Input data:
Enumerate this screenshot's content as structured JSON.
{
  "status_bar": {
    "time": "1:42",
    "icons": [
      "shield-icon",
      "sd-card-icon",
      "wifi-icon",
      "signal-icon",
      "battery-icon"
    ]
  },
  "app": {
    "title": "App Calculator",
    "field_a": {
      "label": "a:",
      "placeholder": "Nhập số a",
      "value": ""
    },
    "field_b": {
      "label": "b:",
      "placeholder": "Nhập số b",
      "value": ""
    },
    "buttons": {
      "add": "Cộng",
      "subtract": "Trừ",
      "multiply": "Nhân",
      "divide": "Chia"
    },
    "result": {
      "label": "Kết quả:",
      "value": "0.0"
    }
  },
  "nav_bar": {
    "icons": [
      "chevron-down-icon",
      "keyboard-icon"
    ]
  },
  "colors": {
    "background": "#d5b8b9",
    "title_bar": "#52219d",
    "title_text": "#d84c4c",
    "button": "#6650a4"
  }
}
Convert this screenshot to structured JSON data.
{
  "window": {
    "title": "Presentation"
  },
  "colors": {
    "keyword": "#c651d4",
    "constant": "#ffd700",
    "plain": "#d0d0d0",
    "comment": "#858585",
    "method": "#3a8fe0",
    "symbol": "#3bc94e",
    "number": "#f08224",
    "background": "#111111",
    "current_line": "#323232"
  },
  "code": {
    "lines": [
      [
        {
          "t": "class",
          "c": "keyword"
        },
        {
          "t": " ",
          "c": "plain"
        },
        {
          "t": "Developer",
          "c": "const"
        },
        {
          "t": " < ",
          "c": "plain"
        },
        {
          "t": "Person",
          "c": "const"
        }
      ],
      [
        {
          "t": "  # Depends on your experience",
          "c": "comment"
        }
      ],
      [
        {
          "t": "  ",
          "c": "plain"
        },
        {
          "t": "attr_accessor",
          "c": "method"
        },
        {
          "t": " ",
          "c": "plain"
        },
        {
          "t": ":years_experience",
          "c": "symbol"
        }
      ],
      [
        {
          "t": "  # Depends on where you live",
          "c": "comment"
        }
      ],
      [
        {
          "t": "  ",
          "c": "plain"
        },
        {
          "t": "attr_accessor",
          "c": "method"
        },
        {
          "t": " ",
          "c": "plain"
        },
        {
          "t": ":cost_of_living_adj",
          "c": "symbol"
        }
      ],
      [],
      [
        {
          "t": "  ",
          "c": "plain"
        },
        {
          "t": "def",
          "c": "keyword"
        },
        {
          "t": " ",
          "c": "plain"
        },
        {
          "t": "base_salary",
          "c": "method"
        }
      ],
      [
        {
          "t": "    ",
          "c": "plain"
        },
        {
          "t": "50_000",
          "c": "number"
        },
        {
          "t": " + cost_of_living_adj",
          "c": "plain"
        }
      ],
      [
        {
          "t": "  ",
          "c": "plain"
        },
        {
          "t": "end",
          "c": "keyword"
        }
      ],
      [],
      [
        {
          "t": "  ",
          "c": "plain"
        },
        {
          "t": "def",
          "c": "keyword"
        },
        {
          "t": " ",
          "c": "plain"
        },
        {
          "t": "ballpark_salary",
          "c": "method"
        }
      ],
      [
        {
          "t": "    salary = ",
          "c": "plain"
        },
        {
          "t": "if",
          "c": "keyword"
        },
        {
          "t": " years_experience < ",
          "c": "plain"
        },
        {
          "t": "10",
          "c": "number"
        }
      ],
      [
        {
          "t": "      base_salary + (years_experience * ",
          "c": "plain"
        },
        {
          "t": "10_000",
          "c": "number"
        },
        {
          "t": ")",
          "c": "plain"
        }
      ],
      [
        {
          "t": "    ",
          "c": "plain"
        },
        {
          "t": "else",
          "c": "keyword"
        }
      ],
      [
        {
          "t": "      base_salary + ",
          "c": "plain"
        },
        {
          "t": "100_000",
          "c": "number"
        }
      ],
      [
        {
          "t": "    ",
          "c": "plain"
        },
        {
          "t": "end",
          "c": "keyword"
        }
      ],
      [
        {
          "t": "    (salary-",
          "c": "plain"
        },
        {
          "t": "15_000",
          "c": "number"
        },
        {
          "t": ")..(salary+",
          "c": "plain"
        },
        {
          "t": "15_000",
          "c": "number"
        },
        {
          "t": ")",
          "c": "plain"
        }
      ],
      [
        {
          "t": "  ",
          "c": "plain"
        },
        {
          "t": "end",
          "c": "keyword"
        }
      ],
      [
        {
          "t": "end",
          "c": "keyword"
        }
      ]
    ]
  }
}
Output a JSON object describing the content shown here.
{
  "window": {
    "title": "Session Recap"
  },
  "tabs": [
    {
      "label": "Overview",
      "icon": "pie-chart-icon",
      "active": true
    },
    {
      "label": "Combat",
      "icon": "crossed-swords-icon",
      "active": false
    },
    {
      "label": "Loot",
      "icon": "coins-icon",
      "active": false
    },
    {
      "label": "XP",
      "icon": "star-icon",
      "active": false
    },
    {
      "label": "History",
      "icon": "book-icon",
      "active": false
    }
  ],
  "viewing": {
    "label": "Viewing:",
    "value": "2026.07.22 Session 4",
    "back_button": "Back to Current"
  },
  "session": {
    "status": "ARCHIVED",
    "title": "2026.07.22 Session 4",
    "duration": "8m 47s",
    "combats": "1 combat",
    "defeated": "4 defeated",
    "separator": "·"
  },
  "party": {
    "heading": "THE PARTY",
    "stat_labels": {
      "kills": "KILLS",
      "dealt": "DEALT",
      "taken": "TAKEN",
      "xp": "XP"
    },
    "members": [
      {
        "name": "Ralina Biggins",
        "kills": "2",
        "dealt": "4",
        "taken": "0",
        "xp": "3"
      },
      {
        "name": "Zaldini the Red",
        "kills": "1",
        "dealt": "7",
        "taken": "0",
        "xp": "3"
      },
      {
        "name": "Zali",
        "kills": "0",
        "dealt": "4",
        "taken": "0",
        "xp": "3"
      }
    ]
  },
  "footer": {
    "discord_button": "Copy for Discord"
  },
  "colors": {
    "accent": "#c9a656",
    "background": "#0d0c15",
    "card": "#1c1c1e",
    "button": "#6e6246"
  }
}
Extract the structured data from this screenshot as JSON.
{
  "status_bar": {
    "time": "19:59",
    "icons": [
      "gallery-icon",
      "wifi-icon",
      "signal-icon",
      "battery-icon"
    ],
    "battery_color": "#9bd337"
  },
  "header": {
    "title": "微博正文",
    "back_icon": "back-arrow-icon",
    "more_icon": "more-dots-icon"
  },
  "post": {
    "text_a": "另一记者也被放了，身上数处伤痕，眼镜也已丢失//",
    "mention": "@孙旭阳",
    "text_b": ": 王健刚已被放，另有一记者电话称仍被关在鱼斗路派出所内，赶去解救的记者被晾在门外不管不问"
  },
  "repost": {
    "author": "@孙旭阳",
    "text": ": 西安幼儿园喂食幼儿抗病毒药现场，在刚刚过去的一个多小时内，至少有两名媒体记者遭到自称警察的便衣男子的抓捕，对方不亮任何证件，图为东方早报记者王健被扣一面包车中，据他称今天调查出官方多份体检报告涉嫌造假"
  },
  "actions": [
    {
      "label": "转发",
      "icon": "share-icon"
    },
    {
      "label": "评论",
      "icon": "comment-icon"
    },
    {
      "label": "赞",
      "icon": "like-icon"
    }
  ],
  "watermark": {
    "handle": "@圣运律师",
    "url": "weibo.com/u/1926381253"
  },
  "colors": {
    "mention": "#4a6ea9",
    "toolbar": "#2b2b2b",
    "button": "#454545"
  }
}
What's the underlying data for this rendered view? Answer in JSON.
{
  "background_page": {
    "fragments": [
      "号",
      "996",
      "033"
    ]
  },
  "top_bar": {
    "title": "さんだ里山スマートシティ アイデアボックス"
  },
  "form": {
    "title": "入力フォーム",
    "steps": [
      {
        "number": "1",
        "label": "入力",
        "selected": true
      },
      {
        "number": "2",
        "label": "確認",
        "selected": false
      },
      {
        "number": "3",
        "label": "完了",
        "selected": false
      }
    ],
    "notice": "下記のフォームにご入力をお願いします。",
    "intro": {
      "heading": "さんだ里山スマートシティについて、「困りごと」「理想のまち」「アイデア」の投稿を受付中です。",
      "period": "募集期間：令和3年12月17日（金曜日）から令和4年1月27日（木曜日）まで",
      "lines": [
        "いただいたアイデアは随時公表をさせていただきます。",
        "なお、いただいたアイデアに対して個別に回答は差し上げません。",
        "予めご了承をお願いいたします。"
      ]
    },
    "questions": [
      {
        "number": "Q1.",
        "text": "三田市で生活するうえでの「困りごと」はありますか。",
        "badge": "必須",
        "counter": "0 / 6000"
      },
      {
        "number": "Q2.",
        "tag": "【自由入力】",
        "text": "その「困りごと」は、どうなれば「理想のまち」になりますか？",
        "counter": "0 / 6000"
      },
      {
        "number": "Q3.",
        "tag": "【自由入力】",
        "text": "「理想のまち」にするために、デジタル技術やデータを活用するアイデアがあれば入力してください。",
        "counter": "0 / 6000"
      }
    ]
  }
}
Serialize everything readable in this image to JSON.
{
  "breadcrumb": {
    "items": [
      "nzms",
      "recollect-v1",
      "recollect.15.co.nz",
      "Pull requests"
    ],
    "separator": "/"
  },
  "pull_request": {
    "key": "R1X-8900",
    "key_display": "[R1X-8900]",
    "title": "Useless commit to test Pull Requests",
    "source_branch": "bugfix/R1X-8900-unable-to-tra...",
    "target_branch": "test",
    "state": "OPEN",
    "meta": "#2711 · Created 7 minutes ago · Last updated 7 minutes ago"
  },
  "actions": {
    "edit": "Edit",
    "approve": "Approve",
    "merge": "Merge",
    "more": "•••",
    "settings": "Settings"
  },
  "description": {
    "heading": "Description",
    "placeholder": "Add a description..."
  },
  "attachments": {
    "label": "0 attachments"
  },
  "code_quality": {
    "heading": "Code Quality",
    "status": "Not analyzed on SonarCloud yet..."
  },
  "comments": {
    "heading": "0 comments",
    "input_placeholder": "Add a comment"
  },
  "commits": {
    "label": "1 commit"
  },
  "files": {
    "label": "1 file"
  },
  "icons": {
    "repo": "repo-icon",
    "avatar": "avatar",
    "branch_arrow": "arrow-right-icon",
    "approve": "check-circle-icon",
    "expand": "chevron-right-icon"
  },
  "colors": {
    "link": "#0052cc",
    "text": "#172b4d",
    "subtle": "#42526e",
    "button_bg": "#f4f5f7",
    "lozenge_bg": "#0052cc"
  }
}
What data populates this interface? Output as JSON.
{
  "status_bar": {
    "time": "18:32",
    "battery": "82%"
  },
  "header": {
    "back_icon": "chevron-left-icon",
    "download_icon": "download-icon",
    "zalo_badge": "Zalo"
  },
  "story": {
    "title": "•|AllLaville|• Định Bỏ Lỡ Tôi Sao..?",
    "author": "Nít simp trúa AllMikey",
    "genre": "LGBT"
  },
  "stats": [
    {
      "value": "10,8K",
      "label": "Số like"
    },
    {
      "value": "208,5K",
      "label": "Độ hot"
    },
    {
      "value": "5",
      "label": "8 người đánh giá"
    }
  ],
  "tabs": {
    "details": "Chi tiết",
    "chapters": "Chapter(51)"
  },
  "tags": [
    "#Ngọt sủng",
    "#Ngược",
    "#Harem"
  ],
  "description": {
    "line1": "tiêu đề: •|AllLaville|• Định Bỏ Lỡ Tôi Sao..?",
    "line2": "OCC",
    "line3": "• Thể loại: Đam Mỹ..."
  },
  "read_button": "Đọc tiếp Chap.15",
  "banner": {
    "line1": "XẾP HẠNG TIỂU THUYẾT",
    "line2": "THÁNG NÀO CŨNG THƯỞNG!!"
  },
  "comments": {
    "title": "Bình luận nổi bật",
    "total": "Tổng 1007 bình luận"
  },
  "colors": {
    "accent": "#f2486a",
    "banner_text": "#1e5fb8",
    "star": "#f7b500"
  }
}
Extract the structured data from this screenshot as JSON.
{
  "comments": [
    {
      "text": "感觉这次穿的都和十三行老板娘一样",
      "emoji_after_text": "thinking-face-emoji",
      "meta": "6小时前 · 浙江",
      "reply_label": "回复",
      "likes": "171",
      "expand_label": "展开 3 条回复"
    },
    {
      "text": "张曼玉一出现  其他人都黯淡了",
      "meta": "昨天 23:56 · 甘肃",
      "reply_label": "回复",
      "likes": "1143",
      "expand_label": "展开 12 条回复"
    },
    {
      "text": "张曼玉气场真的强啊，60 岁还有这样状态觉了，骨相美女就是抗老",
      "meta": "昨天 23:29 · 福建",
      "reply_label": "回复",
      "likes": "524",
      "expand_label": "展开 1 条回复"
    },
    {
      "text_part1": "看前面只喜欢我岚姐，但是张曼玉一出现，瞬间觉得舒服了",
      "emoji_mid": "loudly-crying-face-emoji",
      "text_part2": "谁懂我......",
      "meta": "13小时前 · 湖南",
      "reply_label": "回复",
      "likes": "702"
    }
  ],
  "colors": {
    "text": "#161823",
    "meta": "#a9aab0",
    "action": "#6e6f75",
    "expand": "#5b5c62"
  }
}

Given problem: Every line above that contains the word "emoji" should be reported.

Completed exercise:
      "emoji_after_text": "thinking-face-emoji",
      "emoji_mid": "loudly-crying-face-emoji",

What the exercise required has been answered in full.